- _Stated goal_:
Check every line of the material below for the string "границы", and return the ones that have it.

- _Dataset entries_:
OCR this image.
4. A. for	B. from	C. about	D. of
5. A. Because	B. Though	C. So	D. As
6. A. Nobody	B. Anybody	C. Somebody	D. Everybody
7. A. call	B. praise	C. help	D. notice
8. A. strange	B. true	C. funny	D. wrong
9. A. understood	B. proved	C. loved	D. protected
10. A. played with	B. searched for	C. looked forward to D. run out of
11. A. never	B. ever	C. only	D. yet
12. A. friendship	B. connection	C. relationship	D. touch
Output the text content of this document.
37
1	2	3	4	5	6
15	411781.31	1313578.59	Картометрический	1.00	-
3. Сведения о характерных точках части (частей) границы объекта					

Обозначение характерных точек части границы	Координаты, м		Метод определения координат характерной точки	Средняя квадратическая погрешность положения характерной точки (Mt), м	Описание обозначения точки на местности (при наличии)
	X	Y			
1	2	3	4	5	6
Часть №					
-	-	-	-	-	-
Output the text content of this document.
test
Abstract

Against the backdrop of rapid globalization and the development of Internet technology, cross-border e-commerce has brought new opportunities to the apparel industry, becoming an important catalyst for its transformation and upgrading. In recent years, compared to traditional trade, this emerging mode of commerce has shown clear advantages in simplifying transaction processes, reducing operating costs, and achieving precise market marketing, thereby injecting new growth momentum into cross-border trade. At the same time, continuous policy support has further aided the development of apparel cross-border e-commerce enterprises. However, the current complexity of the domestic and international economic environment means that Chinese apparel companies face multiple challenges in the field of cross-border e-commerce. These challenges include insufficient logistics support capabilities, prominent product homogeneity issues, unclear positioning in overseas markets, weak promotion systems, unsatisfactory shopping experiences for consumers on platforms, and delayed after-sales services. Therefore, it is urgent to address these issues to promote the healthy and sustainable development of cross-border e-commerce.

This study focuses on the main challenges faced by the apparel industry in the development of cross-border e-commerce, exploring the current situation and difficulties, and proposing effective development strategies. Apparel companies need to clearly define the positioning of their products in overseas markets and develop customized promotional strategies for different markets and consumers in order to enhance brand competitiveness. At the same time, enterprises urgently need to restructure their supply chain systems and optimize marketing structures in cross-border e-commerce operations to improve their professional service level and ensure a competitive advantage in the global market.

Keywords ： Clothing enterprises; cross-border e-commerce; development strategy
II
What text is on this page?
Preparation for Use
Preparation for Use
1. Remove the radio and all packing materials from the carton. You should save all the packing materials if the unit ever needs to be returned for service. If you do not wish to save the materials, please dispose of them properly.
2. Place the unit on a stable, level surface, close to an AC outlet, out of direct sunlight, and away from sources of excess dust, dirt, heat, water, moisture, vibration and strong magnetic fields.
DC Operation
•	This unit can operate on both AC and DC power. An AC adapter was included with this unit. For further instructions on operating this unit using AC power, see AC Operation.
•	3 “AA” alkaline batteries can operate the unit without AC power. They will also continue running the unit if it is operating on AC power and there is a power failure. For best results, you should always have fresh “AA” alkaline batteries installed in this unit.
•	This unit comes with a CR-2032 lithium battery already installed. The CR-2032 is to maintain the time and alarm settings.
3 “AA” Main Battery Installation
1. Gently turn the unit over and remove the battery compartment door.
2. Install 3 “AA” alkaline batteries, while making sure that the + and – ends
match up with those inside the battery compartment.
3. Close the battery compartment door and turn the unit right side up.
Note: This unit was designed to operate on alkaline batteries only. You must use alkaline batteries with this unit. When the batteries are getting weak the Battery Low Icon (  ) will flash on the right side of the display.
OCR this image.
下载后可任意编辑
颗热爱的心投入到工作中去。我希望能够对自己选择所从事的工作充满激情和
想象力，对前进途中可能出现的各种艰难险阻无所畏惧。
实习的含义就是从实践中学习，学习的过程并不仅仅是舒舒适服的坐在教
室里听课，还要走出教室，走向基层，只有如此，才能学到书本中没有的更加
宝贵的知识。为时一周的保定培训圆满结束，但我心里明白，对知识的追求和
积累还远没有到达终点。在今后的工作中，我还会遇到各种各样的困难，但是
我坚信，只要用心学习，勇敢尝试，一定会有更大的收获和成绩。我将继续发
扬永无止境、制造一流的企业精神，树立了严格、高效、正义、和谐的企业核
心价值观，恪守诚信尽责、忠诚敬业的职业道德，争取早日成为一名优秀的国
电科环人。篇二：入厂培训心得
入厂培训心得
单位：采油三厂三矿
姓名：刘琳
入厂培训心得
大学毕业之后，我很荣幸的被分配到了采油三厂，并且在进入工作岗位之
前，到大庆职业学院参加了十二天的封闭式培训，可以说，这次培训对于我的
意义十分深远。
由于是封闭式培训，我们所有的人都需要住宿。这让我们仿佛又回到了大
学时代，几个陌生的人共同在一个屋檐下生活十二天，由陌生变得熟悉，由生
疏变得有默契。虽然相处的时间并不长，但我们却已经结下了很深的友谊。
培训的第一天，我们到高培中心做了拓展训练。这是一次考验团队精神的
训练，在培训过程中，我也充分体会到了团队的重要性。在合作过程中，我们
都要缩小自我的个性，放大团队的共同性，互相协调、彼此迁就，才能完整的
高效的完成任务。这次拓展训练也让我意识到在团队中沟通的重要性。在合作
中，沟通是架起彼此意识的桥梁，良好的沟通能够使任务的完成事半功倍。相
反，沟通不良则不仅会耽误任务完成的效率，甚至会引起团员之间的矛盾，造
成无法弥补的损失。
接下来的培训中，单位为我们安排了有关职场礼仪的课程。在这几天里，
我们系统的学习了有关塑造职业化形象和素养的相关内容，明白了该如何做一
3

- _Final result_:
3. Сведения о характерных точках части (частей) границы объекта					
Обозначение характерных точек части границы	Координаты, м		Метод определения координат характерной точки	Средняя квадратическая погрешность положения характерной точки (Mt), м	Описание обозначения точки на местности (при наличии)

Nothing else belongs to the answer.